▸ Short task
Transcribe the material in full. Nothing should differ except that the pictures are left out.

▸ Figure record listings
>> begin
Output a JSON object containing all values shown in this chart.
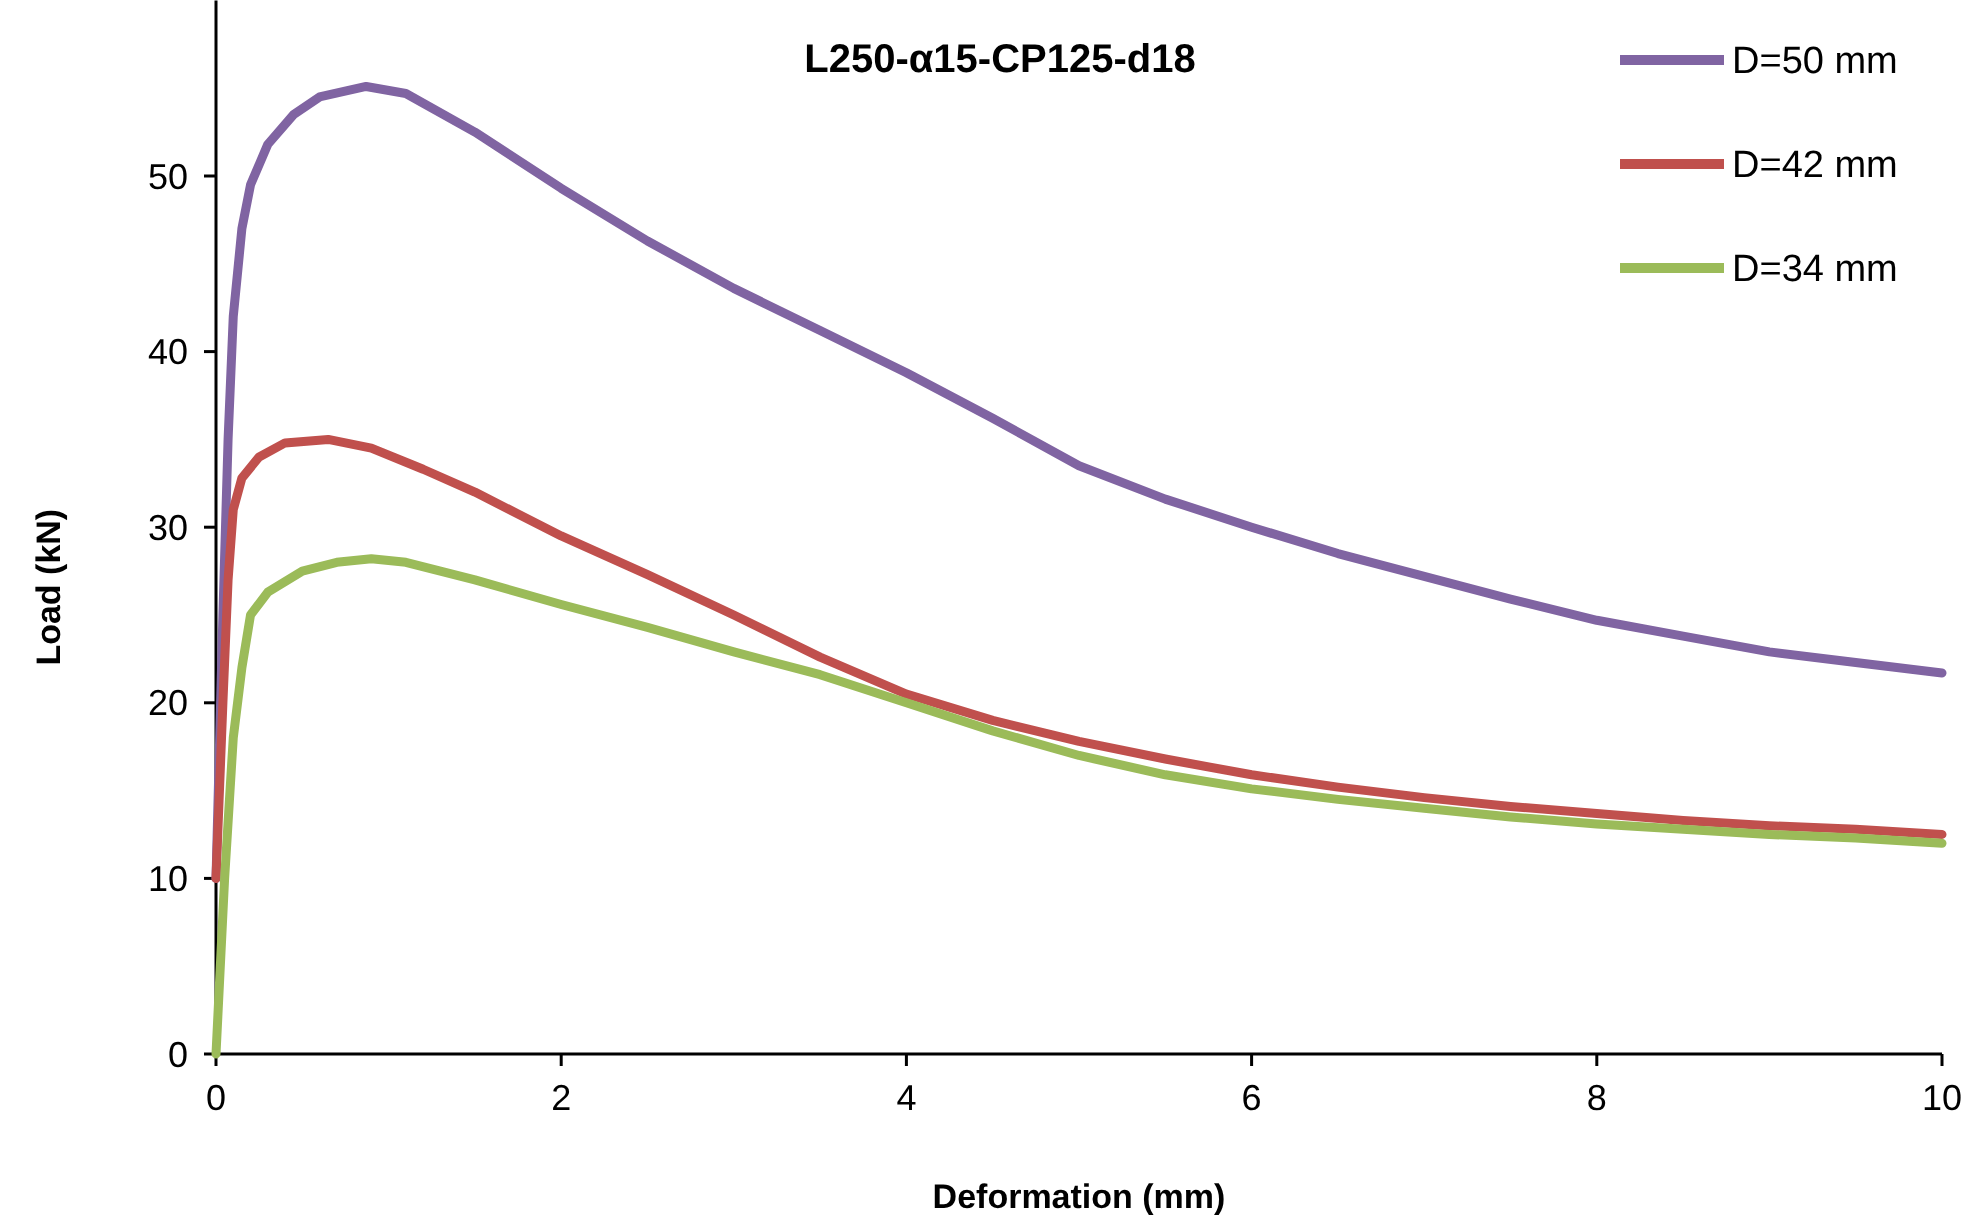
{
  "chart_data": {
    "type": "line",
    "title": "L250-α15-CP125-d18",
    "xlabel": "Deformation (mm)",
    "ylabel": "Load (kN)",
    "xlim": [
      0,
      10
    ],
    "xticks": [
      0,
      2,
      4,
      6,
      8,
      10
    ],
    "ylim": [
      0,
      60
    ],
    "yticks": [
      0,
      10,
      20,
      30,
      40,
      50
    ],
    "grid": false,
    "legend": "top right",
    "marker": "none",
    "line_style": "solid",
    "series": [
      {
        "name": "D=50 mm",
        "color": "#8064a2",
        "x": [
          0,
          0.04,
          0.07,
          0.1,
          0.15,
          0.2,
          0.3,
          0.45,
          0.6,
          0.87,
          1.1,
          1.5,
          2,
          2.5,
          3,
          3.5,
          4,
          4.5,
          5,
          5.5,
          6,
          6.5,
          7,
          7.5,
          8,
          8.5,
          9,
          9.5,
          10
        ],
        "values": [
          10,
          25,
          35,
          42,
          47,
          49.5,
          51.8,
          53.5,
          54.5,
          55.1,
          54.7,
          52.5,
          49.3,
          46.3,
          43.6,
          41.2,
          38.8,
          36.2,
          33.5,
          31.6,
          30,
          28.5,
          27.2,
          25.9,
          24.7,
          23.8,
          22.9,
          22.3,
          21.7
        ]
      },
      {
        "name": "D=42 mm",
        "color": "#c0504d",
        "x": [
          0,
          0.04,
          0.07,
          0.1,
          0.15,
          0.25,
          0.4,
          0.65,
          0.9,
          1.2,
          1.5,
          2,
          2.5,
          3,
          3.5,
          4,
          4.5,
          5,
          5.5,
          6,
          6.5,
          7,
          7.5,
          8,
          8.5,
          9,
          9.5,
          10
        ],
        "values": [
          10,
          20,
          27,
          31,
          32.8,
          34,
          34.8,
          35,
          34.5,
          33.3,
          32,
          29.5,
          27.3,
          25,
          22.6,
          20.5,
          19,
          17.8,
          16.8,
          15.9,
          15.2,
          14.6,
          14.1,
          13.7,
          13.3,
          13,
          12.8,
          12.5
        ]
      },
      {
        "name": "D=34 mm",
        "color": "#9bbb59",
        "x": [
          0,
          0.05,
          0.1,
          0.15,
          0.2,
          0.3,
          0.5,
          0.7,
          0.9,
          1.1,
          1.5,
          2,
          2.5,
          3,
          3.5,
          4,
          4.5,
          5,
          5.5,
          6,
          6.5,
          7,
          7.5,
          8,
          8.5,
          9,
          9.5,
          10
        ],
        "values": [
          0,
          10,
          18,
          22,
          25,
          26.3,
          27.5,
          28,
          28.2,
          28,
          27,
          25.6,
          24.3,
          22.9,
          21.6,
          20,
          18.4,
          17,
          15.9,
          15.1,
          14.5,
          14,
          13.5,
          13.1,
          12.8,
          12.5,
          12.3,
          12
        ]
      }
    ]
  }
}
>> end
▸ Full response
Output a JSON object containing all values shown in this chart.
{
  "chart_data": {
    "type": "line",
    "title": "L250-α15-CP125-d18",
    "xlabel": "Deformation (mm)",
    "ylabel": "Load (kN)",
    "xlim": [
      0,
      10
    ],
    "xticks": [
      0,
      2,
      4,
      6,
      8,
      10
    ],
    "ylim": [
      0,
      60
    ],
    "yticks": [
      0,
      10,
      20,
      30,
      40,
      50
    ],
    "grid": false,
    "legend": "top right",
    "marker": "none",
    "line_style": "solid",
    "series": [
      {
        "name": "D=50 mm",
        "color": "#8064a2",
        "x": [
          0,
          0.04,
          0.07,
          0.1,
          0.15,
          0.2,
          0.3,
          0.45,
          0.6,
          0.87,
          1.1,
          1.5,
          2,
          2.5,
          3,
          3.5,
          4,
          4.5,
          5,
          5.5,
          6,
          6.5,
          7,
          7.5,
          8,
          8.5,
          9,
          9.5,
          10
        ],
        "values": [
          10,
          25,
          35,
          42,
          47,
          49.5,
          51.8,
          53.5,
          54.5,
          55.1,
          54.7,
          52.5,
          49.3,
          46.3,
          43.6,
          41.2,
          38.8,
          36.2,
          33.5,
          31.6,
          30,
          28.5,
          27.2,
          25.9,
          24.7,
          23.8,
          22.9,
          22.3,
          21.7
        ]
      },
      {
        "name": "D=42 mm",
        "color": "#c0504d",
        "x": [
          0,
          0.04,
          0.07,
          0.1,
          0.15,
          0.25,
          0.4,
          0.65,
          0.9,
          1.2,
          1.5,
          2,
          2.5,
          3,
          3.5,
          4,
          4.5,
          5,
          5.5,
          6,
          6.5,
          7,
          7.5,
          8,
          8.5,
          9,
          9.5,
          10
        ],
        "values": [
          10,
          20,
          27,
          31,
          32.8,
          34,
          34.8,
          35,
          34.5,
          33.3,
          32,
          29.5,
          27.3,
          25,
          22.6,
          20.5,
          19,
          17.8,
          16.8,
          15.9,
          15.2,
          14.6,
          14.1,
          13.7,
          13.3,
          13,
          12.8,
          12.5
        ]
      },
      {
        "name": "D=34 mm",
        "color": "#9bbb59",
        "x": [
          0,
          0.05,
          0.1,
          0.15,
          0.2,
          0.3,
          0.5,
          0.7,
          0.9,
          1.1,
          1.5,
          2,
          2.5,
          3,
          3.5,
          4,
          4.5,
          5,
          5.5,
          6,
          6.5,
          7,
          7.5,
          8,
          8.5,
          9,
          9.5,
          10
        ],
        "values": [
          0,
          10,
          18,
          22,
          25,
          26.3,
          27.5,
          28,
          28.2,
          28,
          27,
          25.6,
          24.3,
          22.9,
          21.6,
          20,
          18.4,
          17,
          15.9,
          15.1,
          14.5,
          14,
          13.5,
          13.1,
          12.8,
          12.5,
          12.3,
          12
        ]
      }
    ]
  }
}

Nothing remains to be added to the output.